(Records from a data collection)
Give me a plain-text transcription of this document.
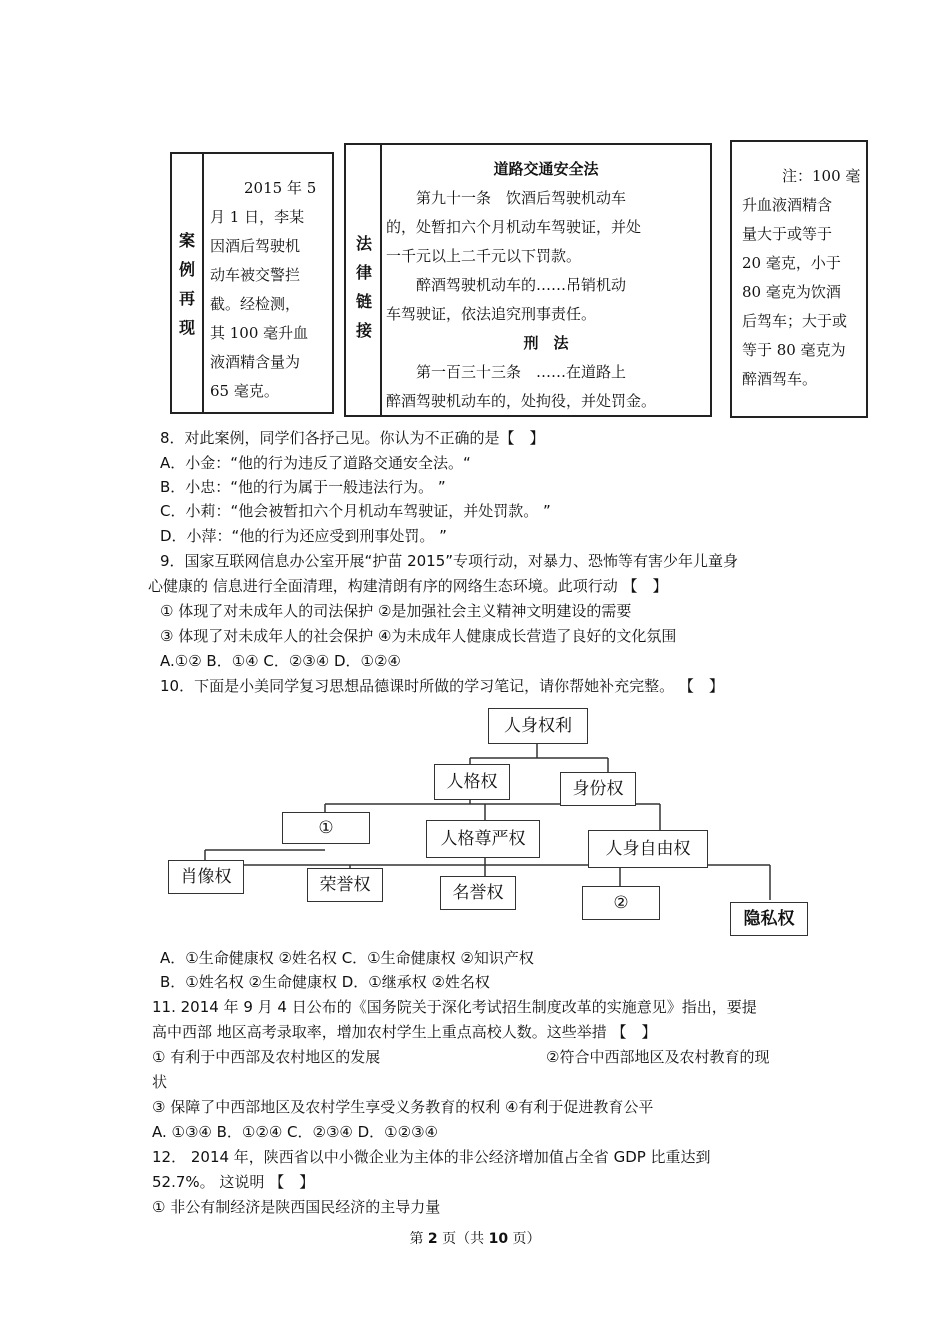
案
例
再
现
2015 年 5
月 1 日，李某
因酒后驾驶机
动车被交警拦
截。经检测，
其 100 毫升血
液酒精含量为
65 毫克。
法
律
链
接
道路交通安全法
第九十一条　饮酒后驾驶机动车
的，处暂扣六个月机动车驾驶证，并处
一千元以上二千元以下罚款。
醉酒驾驶机动车的……吊销机动
车驾驶证，依法追究刑事责任。
刑　法
第一百三十三条　……在道路上
醉酒驾驶机动车的，处拘役，并处罚金。
注：100 毫
升血液酒精含
量大于或等于
20 毫克，小于
80 毫克为饮酒
后驾车；大于或
等于 80 毫克为
醉酒驾车。
8．对此案例，同学们各抒己见。你认为不正确的是【　】
A．小金：“他的行为违反了道路交通安全法。“
B．小忠：“他的行为属于一般违法行为。 ”
C．小莉：“他会被暂扣六个月机动车驾驶证，并处罚款。 ”
D．小萍：“他的行为还应受到刑事处罚。 ”
9．国家互联网信息办公室开展“护苗 2015”专项行动，对暴力、恐怖等有害少年儿童身
心健康的 信息进行全面清理，构建清朗有序的网络生态环境。此项行动 【　】
① 体现了对未成年人的司法保护 ②是加强社会主义精神文明建设的需要
③ 体现了对未成年人的社会保护 ④为未成年人健康成长营造了良好的文化氛围
A.①② B．①④ C．②③④ D．①②④
10．下面是小美同学复习思想品德课时所做的学习笔记，请你帮她补充完整。 【　】
人身权利
人格权	身份权
①
人格尊严权	人身自由权
肖像权	荣誉权	名誉权	②
隐私权
A．①生命健康权 ②姓名权 C．①生命健康权 ②知识产权
B．①姓名权 ②生命健康权 D．①继承权 ②姓名权
11. 2014 年 9 月 4 日公布的《国务院关于深化考试招生制度改革的实施意见》指出，要提
高中西部 地区高考录取率，增加农村学生上重点高校人数。这些举措 【　】
① 有利于中西部及农村地区的发展	②符合中西部地区及农村教育的现
状
③ 保障了中西部地区及农村学生享受义务教育的权利 ④有利于促进教育公平
A. ①③④ B．①②④ C．②③④ D．①②③④
12． 2014 年，陕西省以中小微企业为主体的非公经济增加值占全省 GDP 比重达到
52.7%。 这说明 【　】
① 非公有制经济是陕西国民经济的主导力量
第 2 页（共 10 页）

§ **WRITTEN PROBLEM**: Which lines of the material contain the string "②姓名权"? List each of them.

§ **RESULT**:
A．①生命健康权 ②姓名权 C．①生命健康权 ②知识产权
B．①姓名权 ②生命健康权 D．①继承权 ②姓名权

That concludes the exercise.